------ Provided data ------
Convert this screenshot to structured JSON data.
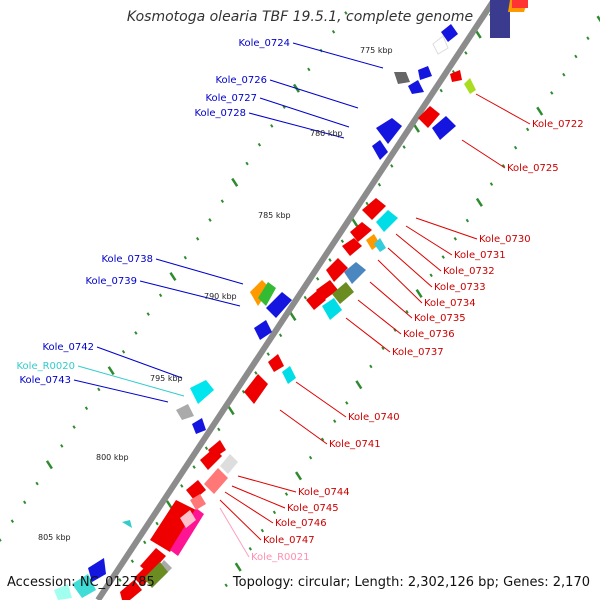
{
  "title": "Kosmotoga olearia TBF 19.5.1, complete genome",
  "footer": {
    "accession": "Accession: NC_012785",
    "topology": "Topology: circular; Length: 2,302,126 bp; Genes: 2,170"
  },
  "colors": {
    "backbone": "#8c8c8c",
    "tick": "#2e8b2e",
    "forward_label": "#0000cc",
    "reverse_label": "#cc0000",
    "rna_forward_label": "#33cccc",
    "rna_reverse_label": "#ff8fb0",
    "label_line_blue": "#0000cc",
    "label_line_red": "#dd0000",
    "label_line_cyan": "#33cccc",
    "label_line_pink": "#ff9ec0"
  },
  "scale_labels": [
    "775 kbp",
    "780 kbp",
    "785 kbp",
    "790 kbp",
    "795 kbp",
    "800 kbp",
    "805 kbp"
  ],
  "forward_genes": [
    "Kole_0724",
    "Kole_0726",
    "Kole_0727",
    "Kole_0728",
    "Kole_0738",
    "Kole_0739",
    "Kole_0742",
    "Kole_R0020",
    "Kole_0743"
  ],
  "reverse_genes": [
    "Kole_0722",
    "Kole_0725",
    "Kole_0730",
    "Kole_0731",
    "Kole_0732",
    "Kole_0733",
    "Kole_0734",
    "Kole_0735",
    "Kole_0736",
    "Kole_0737",
    "Kole_0740",
    "Kole_0741",
    "Kole_0744",
    "Kole_0745",
    "Kole_0746",
    "Kole_0747",
    "Kole_R0021"
  ]
}
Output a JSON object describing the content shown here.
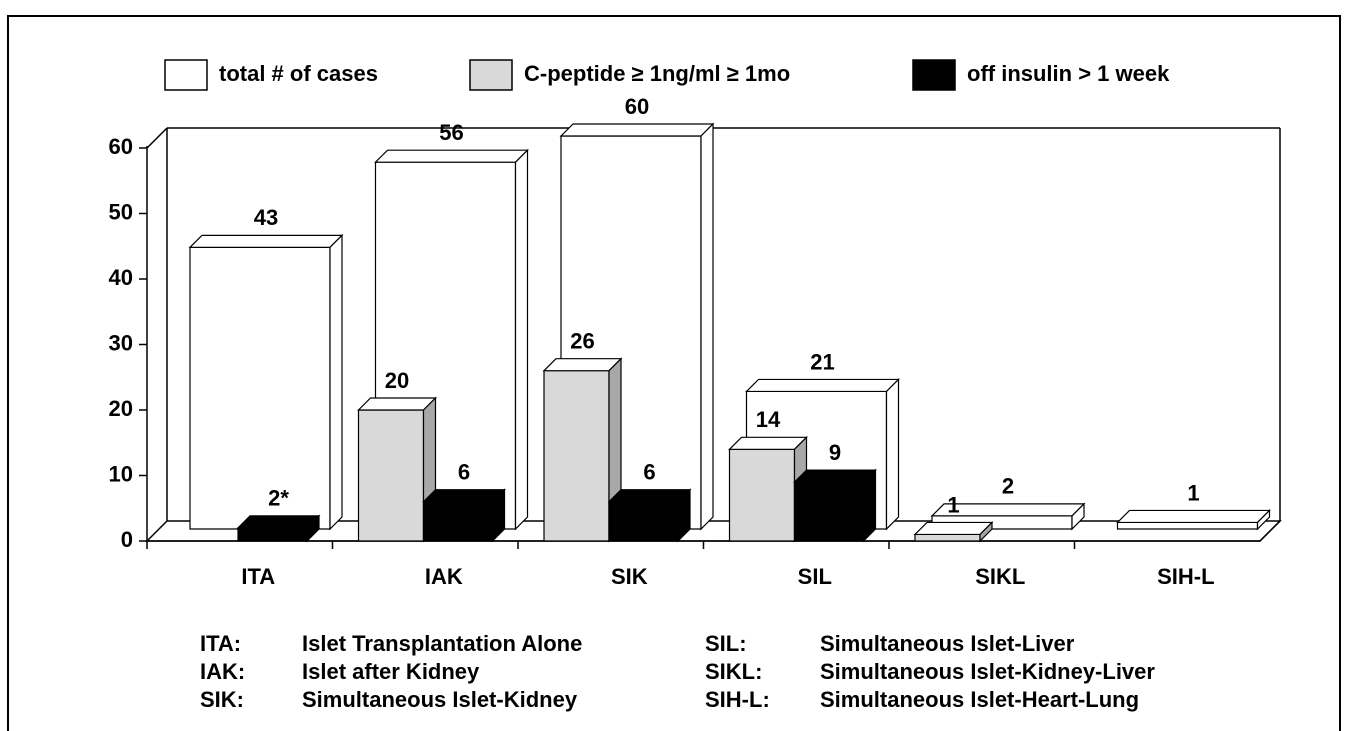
{
  "chart_data": {
    "type": "bar3d",
    "categories": [
      "ITA",
      "IAK",
      "SIK",
      "SIL",
      "SIKL",
      "SIH-L"
    ],
    "series": [
      {
        "name": "total # of cases",
        "color": "#ffffff",
        "values": [
          43,
          56,
          60,
          21,
          2,
          1
        ]
      },
      {
        "name": "C-peptide ≥ 1ng/ml ≥ 1mo",
        "color": "#d9d9d9",
        "values": [
          null,
          20,
          26,
          14,
          1,
          null
        ]
      },
      {
        "name": "off insulin > 1 week",
        "color": "#000000",
        "values": [
          2,
          6,
          6,
          9,
          null,
          null
        ],
        "value_labels": [
          "2*",
          "6",
          "6",
          "9",
          null,
          null
        ]
      }
    ],
    "ylim": [
      0,
      60
    ],
    "yticks": [
      0,
      10,
      20,
      30,
      40,
      50,
      60
    ],
    "notes": [
      {
        "abbr": "ITA:",
        "text": "Islet Transplantation Alone"
      },
      {
        "abbr": "IAK:",
        "text": "Islet after Kidney"
      },
      {
        "abbr": "SIK:",
        "text": "Simultaneous Islet-Kidney"
      },
      {
        "abbr": "SIL:",
        "text": "Simultaneous Islet-Liver"
      },
      {
        "abbr": "SIKL:",
        "text": "Simultaneous Islet-Kidney-Liver"
      },
      {
        "abbr": "SIH-L:",
        "text": "Simultaneous Islet-Heart-Lung"
      }
    ]
  }
}
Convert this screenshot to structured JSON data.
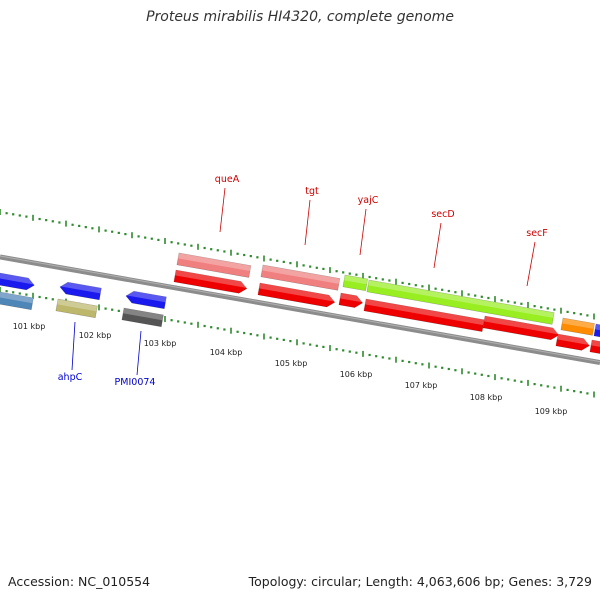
{
  "title": "Proteus mirabilis HI4320, complete genome",
  "footer": {
    "accession": "Accession: NC_010554",
    "summary": "Topology: circular; Length: 4,063,606 bp; Genes: 3,729"
  },
  "colors": {
    "backbone": "#8c8c8c",
    "tick": "#2e8b2e",
    "label_top": "#cc0000",
    "label_bottom": "#0000cc",
    "scale_text": "#222222"
  },
  "scale_labels": [
    "101 kbp",
    "102 kbp",
    "103 kbp",
    "104 kbp",
    "105 kbp",
    "106 kbp",
    "107 kbp",
    "108 kbp",
    "109 kbp"
  ],
  "gene_labels_top": [
    "queA",
    "tgt",
    "yajC",
    "secD",
    "secF"
  ],
  "gene_labels_bottom": [
    "ahpC",
    "PMI0074"
  ],
  "features": [
    {
      "name": "feature-blue-1",
      "color": "#1a1aee"
    },
    {
      "name": "feature-steelblue-1",
      "color": "#4f86b8"
    },
    {
      "name": "feature-ahpC",
      "color": "#1a1aee"
    },
    {
      "name": "feature-olive-1",
      "color": "#bdb76b"
    },
    {
      "name": "feature-PMI0074",
      "color": "#1a1aee"
    },
    {
      "name": "feature-gray-1",
      "color": "#555555"
    },
    {
      "name": "feature-queA-cds",
      "color": "#f08080"
    },
    {
      "name": "feature-queA-gene",
      "color": "#ee0000"
    },
    {
      "name": "feature-tgt-cds",
      "color": "#f08080"
    },
    {
      "name": "feature-tgt-gene",
      "color": "#ee0000"
    },
    {
      "name": "feature-yajC-cds",
      "color": "#99ee22"
    },
    {
      "name": "feature-yajC-gene",
      "color": "#ee0000"
    },
    {
      "name": "feature-secD-cds",
      "color": "#99ee22"
    },
    {
      "name": "feature-secD-gene",
      "color": "#ee0000"
    },
    {
      "name": "feature-secF-gene",
      "color": "#ee0000"
    },
    {
      "name": "feature-orange-1",
      "color": "#ff8c00"
    },
    {
      "name": "feature-red-1",
      "color": "#ee0000"
    },
    {
      "name": "feature-blue-2",
      "color": "#1a1aee"
    },
    {
      "name": "feature-red-2",
      "color": "#ee0000"
    }
  ]
}
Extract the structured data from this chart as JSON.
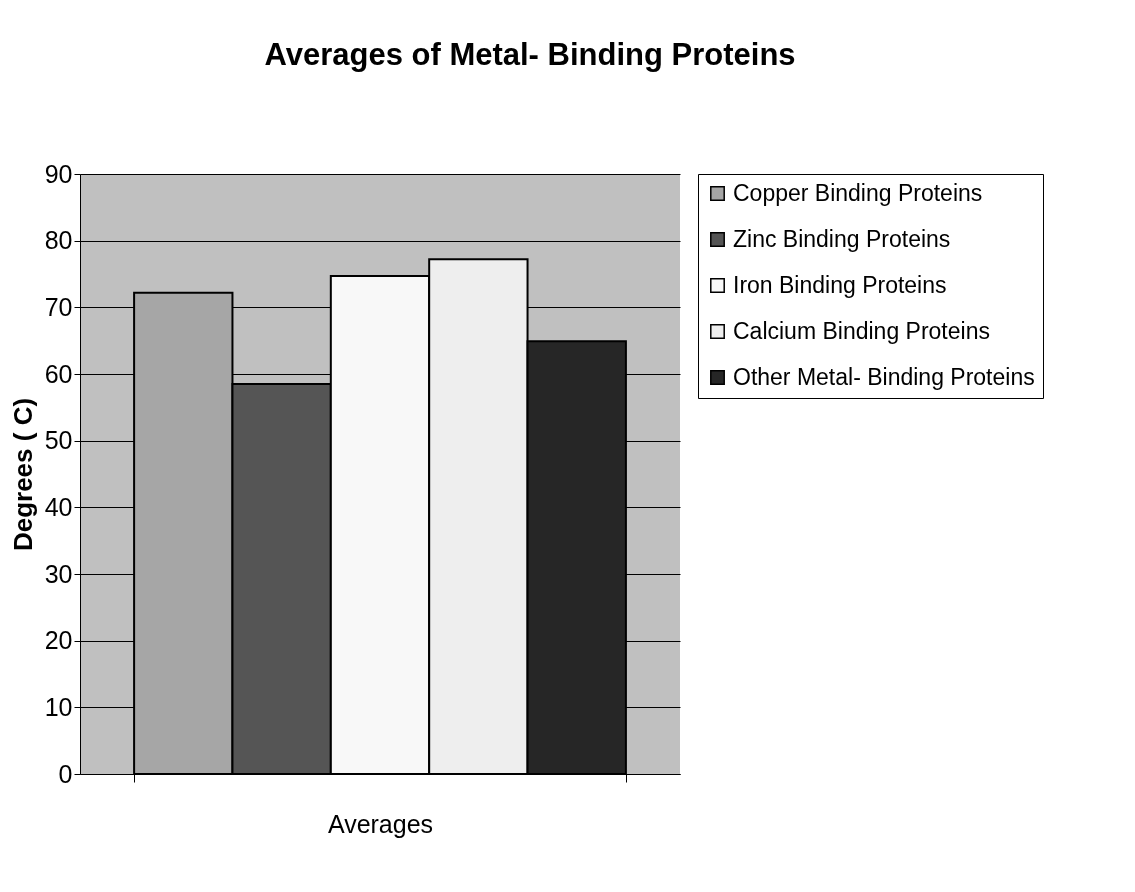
{
  "chart_data": {
    "type": "bar",
    "title": "Averages of Metal- Binding Proteins",
    "ylabel": "Degrees ( C)",
    "categories": [
      "Averages"
    ],
    "series": [
      {
        "name": "Copper Binding Proteins",
        "color": "#a6a6a6",
        "values": [
          72.2
        ]
      },
      {
        "name": "Zinc Binding Proteins",
        "color": "#555555",
        "values": [
          58.5
        ]
      },
      {
        "name": "Iron Binding Proteins",
        "color": "#f8f8f8",
        "values": [
          74.7
        ]
      },
      {
        "name": "Calcium Binding Proteins",
        "color": "#eeeeee",
        "values": [
          77.2
        ]
      },
      {
        "name": "Other Metal- Binding Proteins",
        "color": "#262626",
        "values": [
          64.9
        ]
      }
    ],
    "ylim": [
      0,
      90
    ],
    "yticks": [
      0,
      10,
      20,
      30,
      40,
      50,
      60,
      70,
      80,
      90
    ],
    "grid": "y",
    "legend": "right"
  }
}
------
Filter the listing so that only lines holding the word "circular" remain, and copy those lines.

_Output_
    "topology": "Topology: circular; Length: 2,302,126 bp; Genes: 2,170"
    "summary": "Topology: circular; Length: 4,063,606 bp; Genes: 3,729"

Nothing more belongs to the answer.